» Things to do:
• a. Name every place that the climate action text mentions.
• b. Turn part of the records into a JSON list of strings, one string per line and no blank lines. Begin at the line that has "bar [418,174,489,348]" and stop after the line that has "x-tick-label: 0 [95,371,106,392]".
=== Page text ===
Climate Action Through a Micro Lens
As we kept returning to villages across Karnataka, something became starkly clear — the water was vanishing.
On one such visit to Malur in Kolar district, our co-founder Uthara, met Ajji ( grandmother in Kannada). She spoke with the quiet urgency of someone who had witnessed her environment change before her eyes. Her concerns were layered: women in her village had to walk increasingly long distances to fetch water. Many were now paying for water that had once been freely available. Around the lake — once a source of life — garbage had accumulated, and the water was no longer safe.
Ajji wasn’t just mourning a past. She was imagining a future. She told me: “We know this is happening because of human action. But why wait for someone else to fix it? We want to take charge.”
That conversation stayed with us. It wasn’t just about water. It was about dignity, agency, survival, and how deeply climate change is lived — especially by women.
=== Data rows ===
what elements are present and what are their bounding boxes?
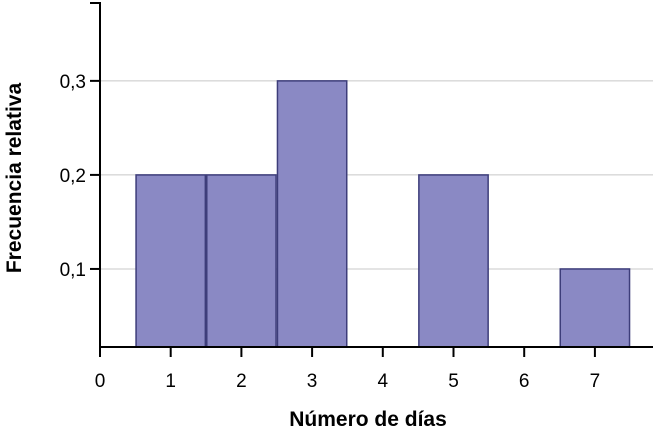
bar [418,174,489,348]
x-tick-label: 2 [236,371,247,392]
bar [559,268,631,348]
y-tick-label: 0,2 [60,166,86,187]
x-tick-label: 6 [519,371,530,392]
axes [90,2,653,357]
x-tick-label: 7 [590,371,601,392]
x-tick-label: 1 [165,371,176,392]
tick-labels: 0,1 0,2 0,3 0 1 2 3 4 5 6 7 [60,72,601,392]
y-tick-label: 0,1 [60,260,86,281]
x-axis-title: Número de días [289,408,447,431]
bar [135,174,207,348]
y-tick-label: 0,3 [60,72,86,93]
y-axis-title: Frecuencia relativa [3,83,26,274]
x-tick-label: 4 [378,371,389,392]
x-tick-label: 5 [448,371,459,392]
bar [206,174,277,348]
bars [135,80,631,348]
x-tick-label: 3 [307,371,318,392]
bar [276,80,348,348]
x-tick-label: 0 [95,371,106,392]
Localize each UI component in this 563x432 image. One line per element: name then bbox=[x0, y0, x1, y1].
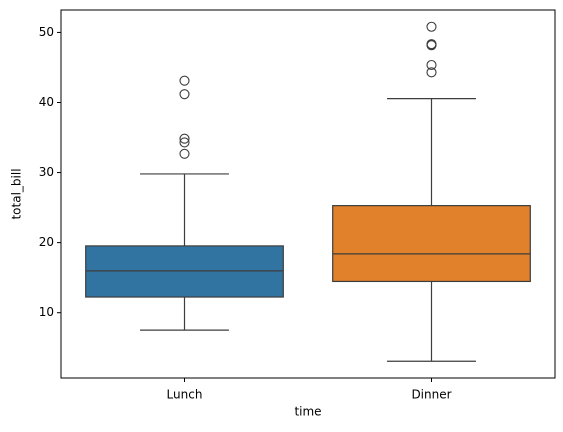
outlier bbox=[426, 67, 437, 78]
x-tick-label: Lunch bbox=[167, 388, 203, 402]
outlier bbox=[179, 133, 190, 144]
outlier bbox=[426, 40, 437, 51]
y-tick-label: 10 bbox=[39, 305, 54, 319]
box bbox=[332, 205, 531, 283]
y-tick-label: 40 bbox=[39, 95, 54, 109]
y-tick-label: 30 bbox=[39, 165, 54, 179]
outlier bbox=[426, 21, 437, 32]
outlier bbox=[426, 59, 437, 71]
outlier bbox=[179, 148, 190, 159]
outlier bbox=[179, 75, 190, 86]
outlier bbox=[179, 89, 190, 100]
x-tick-label: Dinner bbox=[411, 388, 451, 402]
plot-frame bbox=[60, 9, 556, 379]
y-axis-label: total_bill bbox=[10, 168, 24, 219]
y-tick-label: 20 bbox=[39, 235, 54, 249]
y-tick-label: 50 bbox=[39, 25, 54, 39]
outlier bbox=[179, 137, 190, 148]
x-axis-label: time bbox=[294, 405, 321, 419]
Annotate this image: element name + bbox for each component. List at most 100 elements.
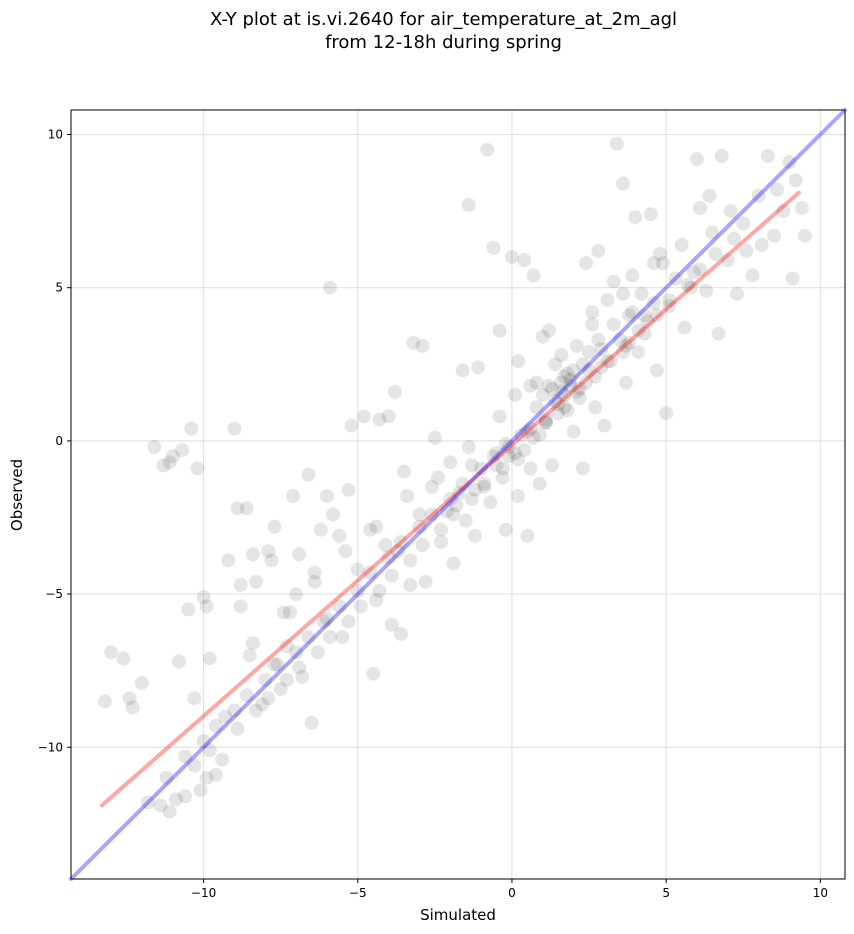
===
» Outputs in order:
• a. Karnataka, Malur, Kolar district

• b.
[
  "bar [418,174,489,348]",
  "x-tick-label: 2 [236,371,247,392]",
  "bar [559,268,631,348]",
  "y-tick-label: 0,2 [60,166,86,187]",
  "x-tick-label: 6 [519,371,530,392]",
  "axes [90,2,653,357]",
  "x-tick-label: 7 [590,371,601,392]",
  "x-tick-label: 1 [165,371,176,392]",
  "tick-labels: 0,1 0,2 0,3 0 1 2 3 4 5 6 7 [60,72,601,392]",
  "y-tick-label: 0,1 [60,260,86,281]",
  "x-axis-title: Número de días [289,408,447,431]",
  "bar [135,174,207,348]",
  "y-tick-label: 0,3 [60,72,86,93]",
  "y-axis-title: Frecuencia relativa [3,83,26,274]",
  "x-tick-label: 4 [378,371,389,392]",
  "x-tick-label: 5 [448,371,459,392]",
  "bar [206,174,277,348]",
  "bars [135,80,631,348]",
  "x-tick-label: 3 [307,371,318,392]",
  "bar [276,80,348,348]",
  "x-tick-label: 0 [95,371,106,392]"
]